### Dataset:
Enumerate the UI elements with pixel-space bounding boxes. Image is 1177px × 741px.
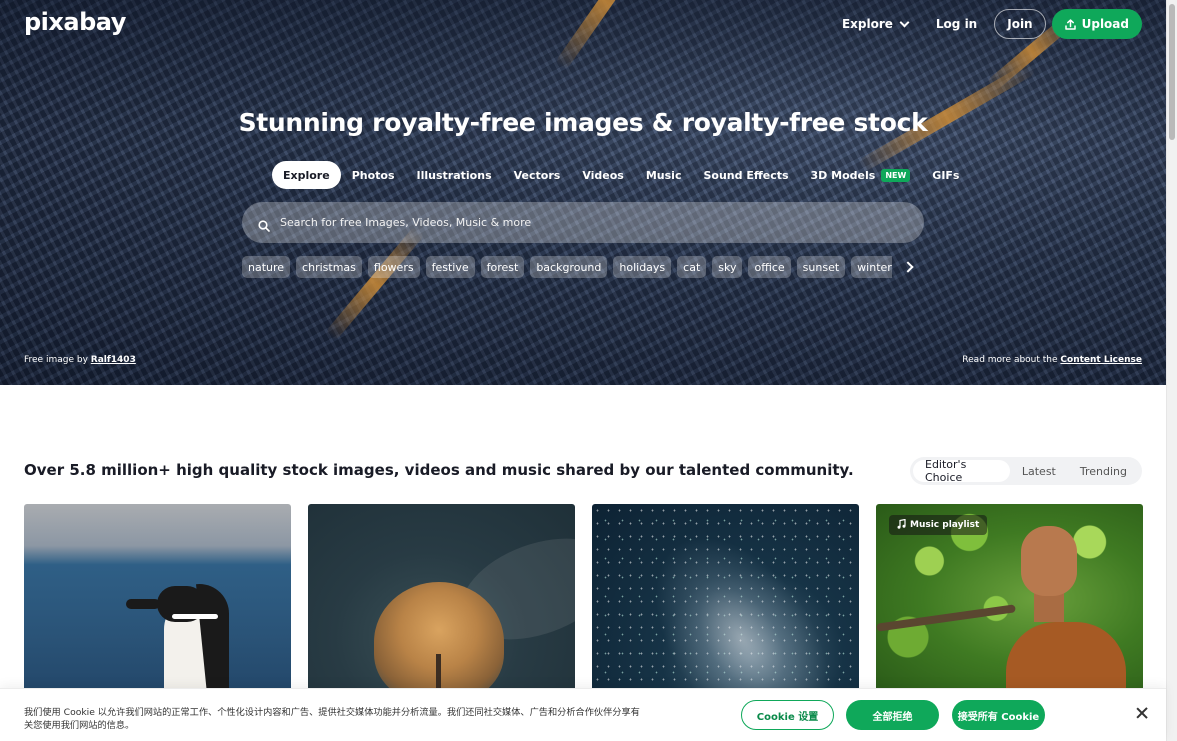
filter-editors-choice[interactable]: Editor's Choice bbox=[913, 458, 1010, 484]
search-bar[interactable] bbox=[242, 202, 924, 243]
license-note: Read more about the Content License bbox=[962, 355, 1142, 365]
scrollbar-thumb[interactable] bbox=[1169, 4, 1175, 140]
tag-chip[interactable]: nature bbox=[242, 256, 291, 278]
section-heading: Over 5.8 million+ high quality stock ima… bbox=[24, 461, 854, 479]
popular-tags: nature christmas flowers festive forest … bbox=[242, 256, 892, 278]
tag-chip[interactable]: background bbox=[530, 256, 608, 278]
close-icon[interactable] bbox=[1135, 706, 1149, 720]
media-type-tabs: Explore Photos Illustrations Vectors Vid… bbox=[272, 161, 970, 189]
filter-trending[interactable]: Trending bbox=[1068, 460, 1139, 482]
image-card-milky-way[interactable] bbox=[592, 504, 859, 694]
image-card-tree[interactable] bbox=[308, 504, 575, 694]
monk-robe bbox=[1006, 622, 1126, 694]
accept-all-cookies-button[interactable]: 接受所有 Cookie bbox=[952, 700, 1045, 730]
login-link[interactable]: Log in bbox=[936, 17, 977, 31]
search-input[interactable] bbox=[280, 216, 924, 229]
tab-3d-models-label: 3D Models bbox=[810, 168, 876, 182]
credit-prefix: Free image by bbox=[24, 355, 88, 365]
penguin-beak bbox=[126, 599, 160, 609]
tag-chip[interactable]: cat bbox=[677, 256, 707, 278]
image-card-monk[interactable]: Music playlist bbox=[876, 504, 1143, 694]
tab-videos[interactable]: Videos bbox=[571, 161, 635, 189]
tag-chip[interactable]: forest bbox=[480, 256, 525, 278]
reject-all-cookies-button[interactable]: 全部拒绝 bbox=[846, 700, 939, 730]
join-button[interactable]: Join bbox=[994, 9, 1046, 39]
tab-illustrations[interactable]: Illustrations bbox=[406, 161, 503, 189]
upload-icon bbox=[1064, 18, 1076, 30]
hero-banner: pixabay Explore Log in Join Upload Stunn… bbox=[0, 0, 1166, 385]
tab-photos[interactable]: Photos bbox=[341, 161, 406, 189]
chevron-right-icon[interactable] bbox=[904, 259, 914, 275]
scrollbar[interactable] bbox=[1166, 0, 1177, 741]
cookie-banner: 我们使用 Cookie 以允许我们网站的正常工作、个性化设计内容和广告、提供社交… bbox=[0, 688, 1166, 741]
search-icon bbox=[258, 217, 270, 232]
chevron-down-icon bbox=[899, 17, 910, 27]
content-license-link[interactable]: Content License bbox=[1060, 355, 1142, 365]
explore-menu[interactable]: Explore bbox=[841, 17, 910, 31]
tab-vectors[interactable]: Vectors bbox=[503, 161, 572, 189]
image-card-penguin[interactable] bbox=[24, 504, 291, 694]
tab-music[interactable]: Music bbox=[635, 161, 693, 189]
tag-chip[interactable]: festive bbox=[425, 256, 475, 278]
music-playlist-label: Music playlist bbox=[910, 520, 980, 530]
cookie-message: 我们使用 Cookie 以允许我们网站的正常工作、个性化设计内容和广告、提供社交… bbox=[24, 707, 640, 731]
tab-gifs[interactable]: GIFs bbox=[921, 161, 970, 189]
tag-chip[interactable]: christmas bbox=[296, 256, 362, 278]
explore-label: Explore bbox=[841, 17, 893, 31]
cookie-settings-button[interactable]: Cookie 设置 bbox=[741, 700, 834, 730]
upload-label: Upload bbox=[1081, 17, 1129, 31]
tag-chip[interactable]: holidays bbox=[613, 256, 672, 278]
hero-title: Stunning royalty-free images & royalty-f… bbox=[238, 108, 928, 137]
penguin-stripe bbox=[172, 614, 218, 619]
tab-3d-models[interactable]: 3D Models NEW bbox=[800, 161, 922, 189]
image-credit: Free image by Ralf1403 bbox=[24, 355, 136, 365]
license-prefix: Read more about the bbox=[962, 355, 1058, 365]
sort-filter: Editor's Choice Latest Trending bbox=[910, 457, 1142, 485]
monk-head bbox=[1021, 526, 1077, 596]
new-badge: NEW bbox=[881, 168, 911, 182]
image-grid: Music playlist bbox=[24, 504, 1143, 694]
tag-chip[interactable]: flowers bbox=[367, 256, 420, 278]
music-playlist-badge[interactable]: Music playlist bbox=[889, 515, 988, 535]
filter-latest[interactable]: Latest bbox=[1010, 460, 1068, 482]
credit-author-link[interactable]: Ralf1403 bbox=[91, 355, 136, 365]
tag-chip[interactable]: sky bbox=[712, 256, 743, 278]
hero-thread-decoration bbox=[554, 0, 658, 72]
tab-explore[interactable]: Explore bbox=[272, 161, 341, 189]
tag-chip[interactable]: sunset bbox=[796, 256, 846, 278]
top-navigation: Explore Log in Join Upload bbox=[842, 9, 1142, 39]
pixabay-logo[interactable]: pixabay bbox=[24, 8, 126, 36]
tag-chip[interactable]: winter bbox=[851, 256, 892, 278]
tag-chip[interactable]: office bbox=[748, 256, 791, 278]
tab-sound-effects[interactable]: Sound Effects bbox=[692, 161, 799, 189]
music-note-icon bbox=[897, 518, 906, 532]
upload-button[interactable]: Upload bbox=[1051, 9, 1142, 39]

### Problem to work on:
Reproduce all of the lines above word for word, leaving out the picture.

### Solution for this exercise:
Enumerate the UI elements with pixel-space bounding boxes. Image is 1177px × 741px.
filter-editors-choice[interactable]: Editor's Choice bbox=[913, 458, 1010, 484]
search-bar[interactable] bbox=[242, 202, 924, 243]
license-note: Read more about the Content License bbox=[962, 355, 1142, 365]
scrollbar-thumb[interactable] bbox=[1169, 4, 1175, 140]
tag-chip[interactable]: nature bbox=[242, 256, 291, 278]
section-heading: Over 5.8 million+ high quality stock ima… bbox=[24, 461, 854, 479]
popular-tags: nature christmas flowers festive forest … bbox=[242, 256, 892, 278]
tag-chip[interactable]: background bbox=[530, 256, 608, 278]
close-icon[interactable] bbox=[1135, 706, 1149, 720]
media-type-tabs: Explore Photos Illustrations Vectors Vid… bbox=[272, 161, 970, 189]
filter-trending[interactable]: Trending bbox=[1068, 460, 1139, 482]
image-card-milky-way[interactable] bbox=[592, 504, 859, 694]
image-card-tree[interactable] bbox=[308, 504, 575, 694]
monk-robe bbox=[1006, 622, 1126, 694]
accept-all-cookies-button[interactable]: 接受所有 Cookie bbox=[952, 700, 1045, 730]
login-link[interactable]: Log in bbox=[936, 17, 977, 31]
search-input[interactable] bbox=[280, 216, 924, 229]
tab-3d-models-label: 3D Models bbox=[810, 168, 876, 182]
credit-prefix: Free image by bbox=[24, 355, 88, 365]
penguin-beak bbox=[126, 599, 160, 609]
tag-chip[interactable]: cat bbox=[677, 256, 707, 278]
image-card-monk[interactable]: Music playlist bbox=[876, 504, 1143, 694]
tab-videos[interactable]: Videos bbox=[571, 161, 635, 189]
tag-chip[interactable]: forest bbox=[480, 256, 525, 278]
reject-all-cookies-button[interactable]: 全部拒绝 bbox=[846, 700, 939, 730]
join-button[interactable]: Join bbox=[994, 9, 1046, 39]
tab-illustrations[interactable]: Illustrations bbox=[406, 161, 503, 189]
upload-icon bbox=[1064, 18, 1076, 30]
hero-banner: pixabay Explore Log in Join Upload Stunn… bbox=[0, 0, 1166, 385]
tab-photos[interactable]: Photos bbox=[341, 161, 406, 189]
chevron-right-icon[interactable] bbox=[904, 259, 914, 275]
scrollbar[interactable] bbox=[1166, 0, 1177, 741]
cookie-banner: 我们使用 Cookie 以允许我们网站的正常工作、个性化设计内容和广告、提供社交… bbox=[0, 688, 1166, 741]
search-icon bbox=[258, 217, 270, 232]
chevron-down-icon bbox=[899, 17, 910, 27]
content-license-link[interactable]: Content License bbox=[1060, 355, 1142, 365]
explore-menu[interactable]: Explore bbox=[841, 17, 910, 31]
tab-vectors[interactable]: Vectors bbox=[503, 161, 572, 189]
image-card-penguin[interactable] bbox=[24, 504, 291, 694]
tab-music[interactable]: Music bbox=[635, 161, 693, 189]
tag-chip[interactable]: festive bbox=[425, 256, 475, 278]
music-playlist-label: Music playlist bbox=[910, 520, 980, 530]
cookie-message: 我们使用 Cookie 以允许我们网站的正常工作、个性化设计内容和广告、提供社交… bbox=[24, 707, 640, 731]
tab-gifs[interactable]: GIFs bbox=[921, 161, 970, 189]
tag-chip[interactable]: christmas bbox=[296, 256, 362, 278]
explore-label: Explore bbox=[841, 17, 893, 31]
cookie-settings-button[interactable]: Cookie 设置 bbox=[741, 700, 834, 730]
upload-label: Upload bbox=[1081, 17, 1129, 31]
tag-chip[interactable]: holidays bbox=[613, 256, 672, 278]
hero-title: Stunning royalty-free images & royalty-f… bbox=[238, 108, 928, 137]
penguin-stripe bbox=[172, 614, 218, 619]
tab-3d-models[interactable]: 3D Models NEW bbox=[800, 161, 922, 189]
image-credit: Free image by Ralf1403 bbox=[24, 355, 136, 365]
license-prefix: Read more about the bbox=[962, 355, 1058, 365]
sort-filter: Editor's Choice Latest Trending bbox=[910, 457, 1142, 485]
monk-head bbox=[1021, 526, 1077, 596]
new-badge: NEW bbox=[881, 168, 911, 182]
image-grid: Music playlist bbox=[24, 504, 1143, 694]
tag-chip[interactable]: flowers bbox=[367, 256, 420, 278]
music-playlist-badge[interactable]: Music playlist bbox=[889, 515, 988, 535]
filter-latest[interactable]: Latest bbox=[1010, 460, 1068, 482]
credit-author-link[interactable]: Ralf1403 bbox=[91, 355, 136, 365]
tag-chip[interactable]: sky bbox=[712, 256, 743, 278]
hero-thread-decoration bbox=[554, 0, 658, 72]
tab-explore[interactable]: Explore bbox=[272, 161, 341, 189]
tag-chip[interactable]: sunset bbox=[796, 256, 846, 278]
top-navigation: Explore Log in Join Upload bbox=[842, 9, 1142, 39]
pixabay-logo[interactable]: pixabay bbox=[24, 8, 126, 36]
tag-chip[interactable]: winter bbox=[851, 256, 892, 278]
tag-chip[interactable]: office bbox=[748, 256, 791, 278]
tab-sound-effects[interactable]: Sound Effects bbox=[692, 161, 799, 189]
music-note-icon bbox=[897, 518, 906, 532]
upload-button[interactable]: Upload bbox=[1051, 9, 1142, 39]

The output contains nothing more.